## Exercise details:
Can you copy each of the entries below line for line, keeping every character the same?

## Raw data:
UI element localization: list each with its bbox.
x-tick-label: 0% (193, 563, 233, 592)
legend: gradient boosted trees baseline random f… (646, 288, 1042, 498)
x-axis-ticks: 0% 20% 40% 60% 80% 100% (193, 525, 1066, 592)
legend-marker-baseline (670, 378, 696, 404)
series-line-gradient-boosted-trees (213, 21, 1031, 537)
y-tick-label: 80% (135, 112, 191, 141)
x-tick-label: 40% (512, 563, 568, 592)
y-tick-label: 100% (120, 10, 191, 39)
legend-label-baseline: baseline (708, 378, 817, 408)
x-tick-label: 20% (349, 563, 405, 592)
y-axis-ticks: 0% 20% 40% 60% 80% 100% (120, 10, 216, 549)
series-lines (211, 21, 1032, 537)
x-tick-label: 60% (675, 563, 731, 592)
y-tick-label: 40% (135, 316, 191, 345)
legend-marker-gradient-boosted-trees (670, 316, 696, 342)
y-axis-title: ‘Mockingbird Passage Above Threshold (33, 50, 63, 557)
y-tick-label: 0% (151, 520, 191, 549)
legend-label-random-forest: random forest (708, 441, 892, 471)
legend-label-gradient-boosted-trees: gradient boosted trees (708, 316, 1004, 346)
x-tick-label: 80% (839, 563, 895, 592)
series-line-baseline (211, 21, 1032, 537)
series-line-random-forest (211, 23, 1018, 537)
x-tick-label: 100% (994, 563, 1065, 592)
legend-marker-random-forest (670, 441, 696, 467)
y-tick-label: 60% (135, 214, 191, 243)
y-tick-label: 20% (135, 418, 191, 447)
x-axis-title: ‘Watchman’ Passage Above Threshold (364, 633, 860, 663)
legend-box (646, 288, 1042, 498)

## Reply to the task:
UI element localization: list each with its bbox.
x-tick-label: 0% (193, 563, 233, 592)
legend: gradient boosted trees baseline random f… (646, 288, 1042, 498)
x-axis-ticks: 0% 20% 40% 60% 80% 100% (193, 525, 1066, 592)
legend-marker-baseline (670, 378, 696, 404)
series-line-gradient-boosted-trees (213, 21, 1031, 537)
y-tick-label: 80% (135, 112, 191, 141)
x-tick-label: 40% (512, 563, 568, 592)
y-tick-label: 100% (120, 10, 191, 39)
legend-label-baseline: baseline (708, 378, 817, 408)
x-tick-label: 20% (349, 563, 405, 592)
y-axis-ticks: 0% 20% 40% 60% 80% 100% (120, 10, 216, 549)
series-lines (211, 21, 1032, 537)
x-tick-label: 60% (675, 563, 731, 592)
y-tick-label: 40% (135, 316, 191, 345)
legend-marker-gradient-boosted-trees (670, 316, 696, 342)
y-axis-title: ‘Mockingbird Passage Above Threshold (33, 50, 63, 557)
y-tick-label: 0% (151, 520, 191, 549)
legend-label-random-forest: random forest (708, 441, 892, 471)
legend-label-gradient-boosted-trees: gradient boosted trees (708, 316, 1004, 346)
x-tick-label: 80% (839, 563, 895, 592)
series-line-baseline (211, 21, 1032, 537)
series-line-random-forest (211, 23, 1018, 537)
x-tick-label: 100% (994, 563, 1065, 592)
legend-marker-random-forest (670, 441, 696, 467)
y-tick-label: 60% (135, 214, 191, 243)
y-tick-label: 20% (135, 418, 191, 447)
x-axis-title: ‘Watchman’ Passage Above Threshold (364, 633, 860, 663)
legend-box (646, 288, 1042, 498)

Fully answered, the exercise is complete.